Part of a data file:
┄┄┄┄┄┄┄┄┄┄┄┄┄┄┄┄┄┄┄┄
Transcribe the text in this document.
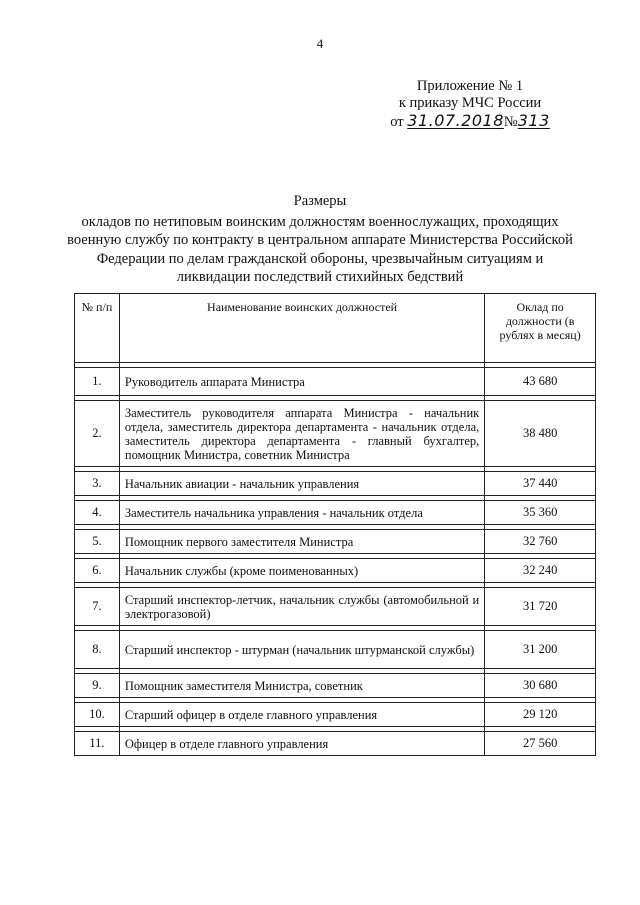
4
Приложение № 1
к приказу МЧС России
от 31.07.2018№313
Размеры
окладов по нетиповым воинским должностям военнослужащих, проходящих военную службу по контракту в центральном аппарате Министерства Российской Федерации по делам гражданской обороны, чрезвычайным ситуациям и ликвидации последствий стихийных бедствий
№ п/п	Наименование воинских должностей	Оклад по должности (в рублях в месяц)

1.	Руководитель аппарата Министра	43 680

2.	Заместитель руководителя аппарата Министра - начальник отдела, заместитель директора департамента - начальник отдела, заместитель директора департамента - главный бухгалтер, помощник Министра, советник Министра	38 480

3.	Начальник авиации - начальник управления	37 440

4.	Заместитель начальника управления - начальник отдела	35 360

5.	Помощник первого заместителя Министра	32 760

6.	Начальник службы (кроме поименованных)	32 240

7.	Старший инспектор-летчик, начальник службы (автомобильной и электрогазовой)	31 720

8.	Старший инспектор - штурман (начальник штурманской службы)	31 200

9.	Помощник заместителя Министра, советник	30 680

10.	Старший офицер в отделе главного управления	29 120

11.	Офицер в отделе главного управления	27 560
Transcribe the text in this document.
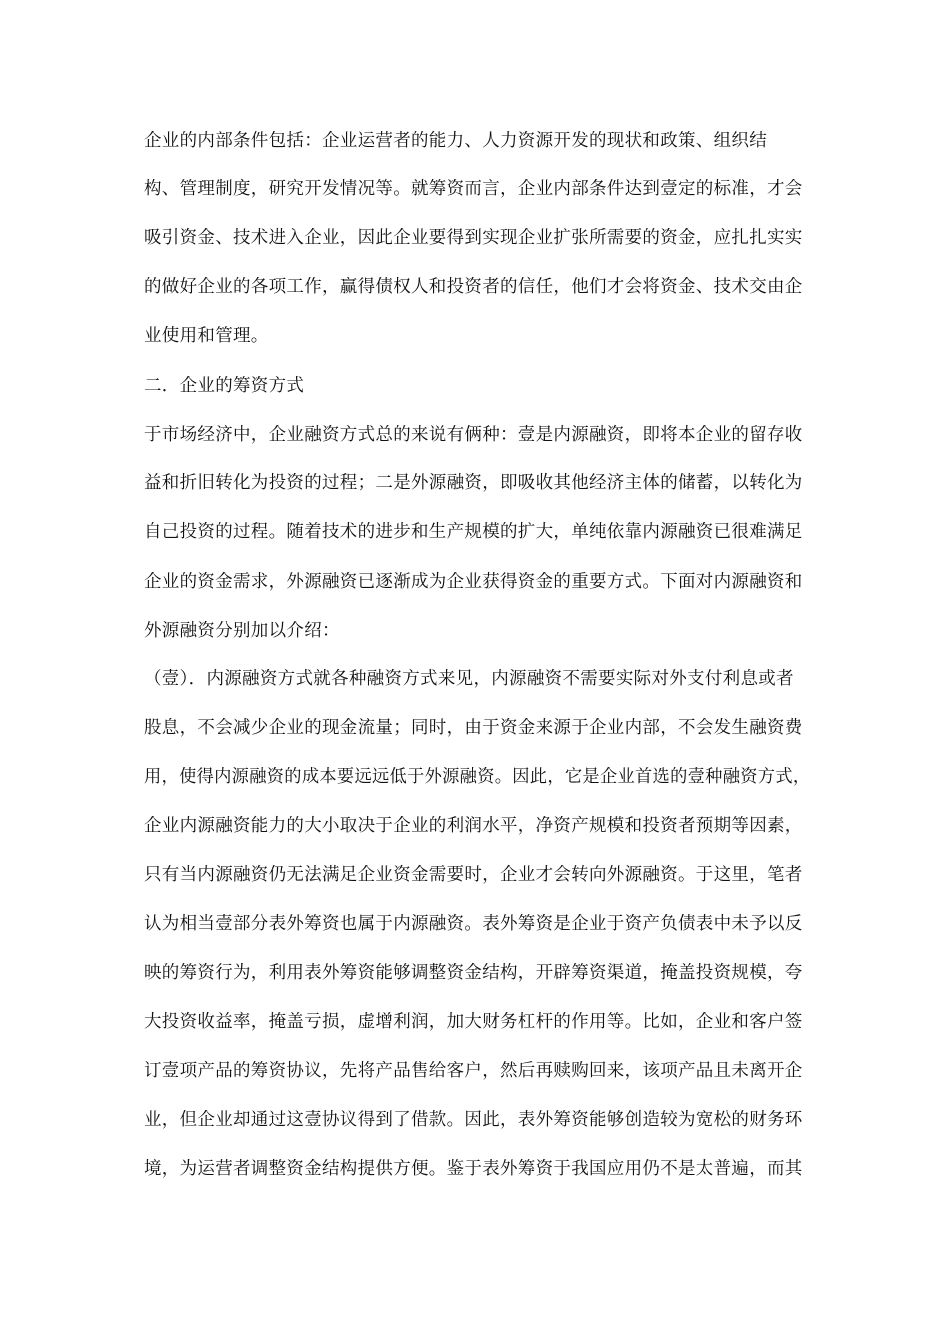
企业的内部条件包括：企业运营者的能力、人力资源开发的现状和政策、组织结
构、管理制度，研究开发情况等。就筹资而言，企业内部条件达到壹定的标准，才会
吸引资金、技术进入企业，因此企业要得到实现企业扩张所需要的资金，应扎扎实实
的做好企业的各项工作，赢得债权人和投资者的信任，他们才会将资金、技术交由企
业使用和管理。
二．企业的筹资方式
于市场经济中，企业融资方式总的来说有俩种：壹是内源融资，即将本企业的留存收
益和折旧转化为投资的过程；二是外源融资，即吸收其他经济主体的储蓄，以转化为
自己投资的过程。随着技术的进步和生产规模的扩大，单纯依靠内源融资已很难满足
企业的资金需求，外源融资已逐渐成为企业获得资金的重要方式。下面对内源融资和
外源融资分别加以介绍：
（壹）．内源融资方式就各种融资方式来见，内源融资不需要实际对外支付利息或者
股息，不会减少企业的现金流量；同时，由于资金来源于企业内部，不会发生融资费
用，使得内源融资的成本要远远低于外源融资。因此，它是企业首选的壹种融资方式，
企业内源融资能力的大小取决于企业的利润水平，净资产规模和投资者预期等因素，
只有当内源融资仍无法满足企业资金需要时，企业才会转向外源融资。于这里，笔者
认为相当壹部分表外筹资也属于内源融资。表外筹资是企业于资产负债表中未予以反
映的筹资行为，利用表外筹资能够调整资金结构，开辟筹资渠道，掩盖投资规模，夸
大投资收益率，掩盖亏损，虚增利润，加大财务杠杆的作用等。比如，企业和客户签
订壹项产品的筹资协议，先将产品售给客户，然后再赎购回来，该项产品且未离开企
业，但企业却通过这壹协议得到了借款。因此，表外筹资能够创造较为宽松的财务环
境，为运营者调整资金结构提供方便。鉴于表外筹资于我国应用仍不是太普遍，而其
┄┄┄┄┄┄┄┄┄┄┄┄┄┄┄┄┄┄┄┄
» **Your instructions**: Make a word-for-word copy of the entries, without any pictures.

» **Complete answer**:
Transcribe the text in this document.
4
Приложение № 1
к приказу МЧС России
от 31.07.2018№313
Размеры
окладов по нетиповым воинским должностям военнослужащих, проходящих военную службу по контракту в центральном аппарате Министерства Российской Федерации по делам гражданской обороны, чрезвычайным ситуациям и ликвидации последствий стихийных бедствий
№ п/п	Наименование воинских должностей	Оклад по должности (в рублях в месяц)

1.	Руководитель аппарата Министра	43 680

2.	Заместитель руководителя аппарата Министра - начальник отдела, заместитель директора департамента - начальник отдела, заместитель директора департамента - главный бухгалтер, помощник Министра, советник Министра	38 480

3.	Начальник авиации - начальник управления	37 440

4.	Заместитель начальника управления - начальник отдела	35 360

5.	Помощник первого заместителя Министра	32 760

6.	Начальник службы (кроме поименованных)	32 240

7.	Старший инспектор-летчик, начальник службы (автомобильной и электрогазовой)	31 720

8.	Старший инспектор - штурман (начальник штурманской службы)	31 200

9.	Помощник заместителя Министра, советник	30 680

10.	Старший офицер в отделе главного управления	29 120

11.	Офицер в отделе главного управления	27 560
Transcribe the text in this document.
企业的内部条件包括：企业运营者的能力、人力资源开发的现状和政策、组织结
构、管理制度，研究开发情况等。就筹资而言，企业内部条件达到壹定的标准，才会
吸引资金、技术进入企业，因此企业要得到实现企业扩张所需要的资金，应扎扎实实
的做好企业的各项工作，赢得债权人和投资者的信任，他们才会将资金、技术交由企
业使用和管理。
二．企业的筹资方式
于市场经济中，企业融资方式总的来说有俩种：壹是内源融资，即将本企业的留存收
益和折旧转化为投资的过程；二是外源融资，即吸收其他经济主体的储蓄，以转化为
自己投资的过程。随着技术的进步和生产规模的扩大，单纯依靠内源融资已很难满足
企业的资金需求，外源融资已逐渐成为企业获得资金的重要方式。下面对内源融资和
外源融资分别加以介绍：
（壹）．内源融资方式就各种融资方式来见，内源融资不需要实际对外支付利息或者
股息，不会减少企业的现金流量；同时，由于资金来源于企业内部，不会发生融资费
用，使得内源融资的成本要远远低于外源融资。因此，它是企业首选的壹种融资方式，
企业内源融资能力的大小取决于企业的利润水平，净资产规模和投资者预期等因素，
只有当内源融资仍无法满足企业资金需要时，企业才会转向外源融资。于这里，笔者
认为相当壹部分表外筹资也属于内源融资。表外筹资是企业于资产负债表中未予以反
映的筹资行为，利用表外筹资能够调整资金结构，开辟筹资渠道，掩盖投资规模，夸
大投资收益率，掩盖亏损，虚增利润，加大财务杠杆的作用等。比如，企业和客户签
订壹项产品的筹资协议，先将产品售给客户，然后再赎购回来，该项产品且未离开企
业，但企业却通过这壹协议得到了借款。因此，表外筹资能够创造较为宽松的财务环
境，为运营者调整资金结构提供方便。鉴于表外筹资于我国应用仍不是太普遍，而其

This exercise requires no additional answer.